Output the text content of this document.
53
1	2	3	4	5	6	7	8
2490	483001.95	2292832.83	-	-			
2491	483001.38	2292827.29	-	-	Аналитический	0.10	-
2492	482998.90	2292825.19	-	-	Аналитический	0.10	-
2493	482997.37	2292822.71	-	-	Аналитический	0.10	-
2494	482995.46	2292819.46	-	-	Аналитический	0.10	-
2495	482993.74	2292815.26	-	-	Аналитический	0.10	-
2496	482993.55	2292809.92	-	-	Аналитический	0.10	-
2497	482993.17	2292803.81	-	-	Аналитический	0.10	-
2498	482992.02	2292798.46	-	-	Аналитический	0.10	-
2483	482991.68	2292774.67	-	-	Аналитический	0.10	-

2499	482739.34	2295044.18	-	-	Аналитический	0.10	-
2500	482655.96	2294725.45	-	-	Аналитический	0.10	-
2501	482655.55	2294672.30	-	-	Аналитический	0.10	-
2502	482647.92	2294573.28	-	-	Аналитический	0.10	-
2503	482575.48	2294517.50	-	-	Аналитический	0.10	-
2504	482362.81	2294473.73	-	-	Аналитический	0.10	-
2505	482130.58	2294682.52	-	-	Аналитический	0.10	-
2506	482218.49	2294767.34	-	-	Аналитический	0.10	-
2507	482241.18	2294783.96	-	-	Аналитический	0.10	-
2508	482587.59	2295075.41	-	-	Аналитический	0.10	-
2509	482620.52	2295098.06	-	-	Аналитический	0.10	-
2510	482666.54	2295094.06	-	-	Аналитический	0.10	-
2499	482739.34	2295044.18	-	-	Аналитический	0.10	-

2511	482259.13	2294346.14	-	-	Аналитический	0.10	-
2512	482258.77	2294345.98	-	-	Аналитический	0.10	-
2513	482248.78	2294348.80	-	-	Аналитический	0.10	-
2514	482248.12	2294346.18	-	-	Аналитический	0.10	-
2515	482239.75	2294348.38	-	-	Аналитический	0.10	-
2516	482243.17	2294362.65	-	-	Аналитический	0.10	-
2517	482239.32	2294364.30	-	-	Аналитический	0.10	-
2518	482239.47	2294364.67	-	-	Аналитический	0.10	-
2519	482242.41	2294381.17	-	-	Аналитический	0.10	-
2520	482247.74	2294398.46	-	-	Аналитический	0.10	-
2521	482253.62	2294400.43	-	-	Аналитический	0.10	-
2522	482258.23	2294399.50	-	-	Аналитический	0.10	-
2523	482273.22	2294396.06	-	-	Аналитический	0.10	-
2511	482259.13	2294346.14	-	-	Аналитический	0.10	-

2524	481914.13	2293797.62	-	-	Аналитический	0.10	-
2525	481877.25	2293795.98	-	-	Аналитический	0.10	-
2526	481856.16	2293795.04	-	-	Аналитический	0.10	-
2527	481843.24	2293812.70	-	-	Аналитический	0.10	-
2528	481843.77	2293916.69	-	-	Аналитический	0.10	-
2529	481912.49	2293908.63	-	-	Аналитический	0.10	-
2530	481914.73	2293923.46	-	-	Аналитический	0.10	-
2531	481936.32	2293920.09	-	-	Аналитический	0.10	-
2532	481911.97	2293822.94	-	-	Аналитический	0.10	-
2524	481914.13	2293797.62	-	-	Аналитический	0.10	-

▶ What you need to do:
From the records above, please extract every line and repeat it exactly.

▶ Exercise result:
Output the text content of this document.
53
1	2	3	4	5	6	7	8
2490	483001.95	2292832.83	-	-			
2491	483001.38	2292827.29	-	-	Аналитический	0.10	-
2492	482998.90	2292825.19	-	-	Аналитический	0.10	-
2493	482997.37	2292822.71	-	-	Аналитический	0.10	-
2494	482995.46	2292819.46	-	-	Аналитический	0.10	-
2495	482993.74	2292815.26	-	-	Аналитический	0.10	-
2496	482993.55	2292809.92	-	-	Аналитический	0.10	-
2497	482993.17	2292803.81	-	-	Аналитический	0.10	-
2498	482992.02	2292798.46	-	-	Аналитический	0.10	-
2483	482991.68	2292774.67	-	-	Аналитический	0.10	-

2499	482739.34	2295044.18	-	-	Аналитический	0.10	-
2500	482655.96	2294725.45	-	-	Аналитический	0.10	-
2501	482655.55	2294672.30	-	-	Аналитический	0.10	-
2502	482647.92	2294573.28	-	-	Аналитический	0.10	-
2503	482575.48	2294517.50	-	-	Аналитический	0.10	-
2504	482362.81	2294473.73	-	-	Аналитический	0.10	-
2505	482130.58	2294682.52	-	-	Аналитический	0.10	-
2506	482218.49	2294767.34	-	-	Аналитический	0.10	-
2507	482241.18	2294783.96	-	-	Аналитический	0.10	-
2508	482587.59	2295075.41	-	-	Аналитический	0.10	-
2509	482620.52	2295098.06	-	-	Аналитический	0.10	-
2510	482666.54	2295094.06	-	-	Аналитический	0.10	-
2499	482739.34	2295044.18	-	-	Аналитический	0.10	-

2511	482259.13	2294346.14	-	-	Аналитический	0.10	-
2512	482258.77	2294345.98	-	-	Аналитический	0.10	-
2513	482248.78	2294348.80	-	-	Аналитический	0.10	-
2514	482248.12	2294346.18	-	-	Аналитический	0.10	-
2515	482239.75	2294348.38	-	-	Аналитический	0.10	-
2516	482243.17	2294362.65	-	-	Аналитический	0.10	-
2517	482239.32	2294364.30	-	-	Аналитический	0.10	-
2518	482239.47	2294364.67	-	-	Аналитический	0.10	-
2519	482242.41	2294381.17	-	-	Аналитический	0.10	-
2520	482247.74	2294398.46	-	-	Аналитический	0.10	-
2521	482253.62	2294400.43	-	-	Аналитический	0.10	-
2522	482258.23	2294399.50	-	-	Аналитический	0.10	-
2523	482273.22	2294396.06	-	-	Аналитический	0.10	-
2511	482259.13	2294346.14	-	-	Аналитический	0.10	-

2524	481914.13	2293797.62	-	-	Аналитический	0.10	-
2525	481877.25	2293795.98	-	-	Аналитический	0.10	-
2526	481856.16	2293795.04	-	-	Аналитический	0.10	-
2527	481843.24	2293812.70	-	-	Аналитический	0.10	-
2528	481843.77	2293916.69	-	-	Аналитический	0.10	-
2529	481912.49	2293908.63	-	-	Аналитический	0.10	-
2530	481914.73	2293923.46	-	-	Аналитический	0.10	-
2531	481936.32	2293920.09	-	-	Аналитический	0.10	-
2532	481911.97	2293822.94	-	-	Аналитический	0.10	-
2524	481914.13	2293797.62	-	-	Аналитический	0.10	-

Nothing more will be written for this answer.